> Your task: Among the entries below, count the lines that contain the word "cilni". Write down only the total.
** begin Available records **
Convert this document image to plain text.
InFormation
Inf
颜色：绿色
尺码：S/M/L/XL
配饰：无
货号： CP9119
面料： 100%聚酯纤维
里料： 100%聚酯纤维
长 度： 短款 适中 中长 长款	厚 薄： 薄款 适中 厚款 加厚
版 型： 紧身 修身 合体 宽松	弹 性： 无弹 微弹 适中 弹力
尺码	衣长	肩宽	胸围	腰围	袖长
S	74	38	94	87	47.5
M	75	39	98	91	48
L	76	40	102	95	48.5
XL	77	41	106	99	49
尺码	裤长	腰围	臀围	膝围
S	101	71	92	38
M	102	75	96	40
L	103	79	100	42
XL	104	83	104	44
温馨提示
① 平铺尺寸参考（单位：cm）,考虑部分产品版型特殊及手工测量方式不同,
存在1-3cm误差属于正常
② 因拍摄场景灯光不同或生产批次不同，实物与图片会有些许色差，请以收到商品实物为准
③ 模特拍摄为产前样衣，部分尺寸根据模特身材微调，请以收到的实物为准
** end Available records **
** begin Available records **
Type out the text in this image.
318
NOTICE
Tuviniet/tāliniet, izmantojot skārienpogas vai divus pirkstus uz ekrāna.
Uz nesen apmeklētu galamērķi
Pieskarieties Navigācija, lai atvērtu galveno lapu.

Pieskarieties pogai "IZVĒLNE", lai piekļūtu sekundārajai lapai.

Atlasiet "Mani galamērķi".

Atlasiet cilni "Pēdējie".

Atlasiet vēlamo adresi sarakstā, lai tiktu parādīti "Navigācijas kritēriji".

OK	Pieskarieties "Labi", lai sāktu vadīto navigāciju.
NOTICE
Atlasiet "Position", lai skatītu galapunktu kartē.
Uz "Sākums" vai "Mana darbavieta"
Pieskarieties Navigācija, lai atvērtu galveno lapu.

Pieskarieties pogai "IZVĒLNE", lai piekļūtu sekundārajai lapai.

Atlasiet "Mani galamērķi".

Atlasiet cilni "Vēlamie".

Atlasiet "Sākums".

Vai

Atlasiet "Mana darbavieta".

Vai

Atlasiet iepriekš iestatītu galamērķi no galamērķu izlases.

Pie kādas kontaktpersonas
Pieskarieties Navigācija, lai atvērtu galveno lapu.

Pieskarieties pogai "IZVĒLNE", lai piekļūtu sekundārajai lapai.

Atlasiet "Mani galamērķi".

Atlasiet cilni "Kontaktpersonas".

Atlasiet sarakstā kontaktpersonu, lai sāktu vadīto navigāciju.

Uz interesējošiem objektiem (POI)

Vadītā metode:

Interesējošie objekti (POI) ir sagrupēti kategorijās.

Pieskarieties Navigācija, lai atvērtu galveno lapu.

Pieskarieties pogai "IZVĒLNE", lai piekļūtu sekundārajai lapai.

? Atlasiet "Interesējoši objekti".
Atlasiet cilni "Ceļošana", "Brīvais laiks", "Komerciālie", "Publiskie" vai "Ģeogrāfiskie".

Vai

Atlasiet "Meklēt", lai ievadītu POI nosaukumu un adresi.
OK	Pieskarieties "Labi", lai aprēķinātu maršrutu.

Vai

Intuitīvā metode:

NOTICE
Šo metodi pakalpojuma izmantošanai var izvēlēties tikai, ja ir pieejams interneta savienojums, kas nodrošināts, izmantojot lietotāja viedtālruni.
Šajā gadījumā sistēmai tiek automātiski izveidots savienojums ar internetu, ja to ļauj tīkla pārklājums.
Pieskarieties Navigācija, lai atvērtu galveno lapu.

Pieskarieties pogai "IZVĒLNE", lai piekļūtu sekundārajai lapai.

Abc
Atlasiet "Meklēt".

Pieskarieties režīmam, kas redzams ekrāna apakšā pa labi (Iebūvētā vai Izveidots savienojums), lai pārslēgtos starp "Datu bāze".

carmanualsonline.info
** end Available records **
> Output for this task: 4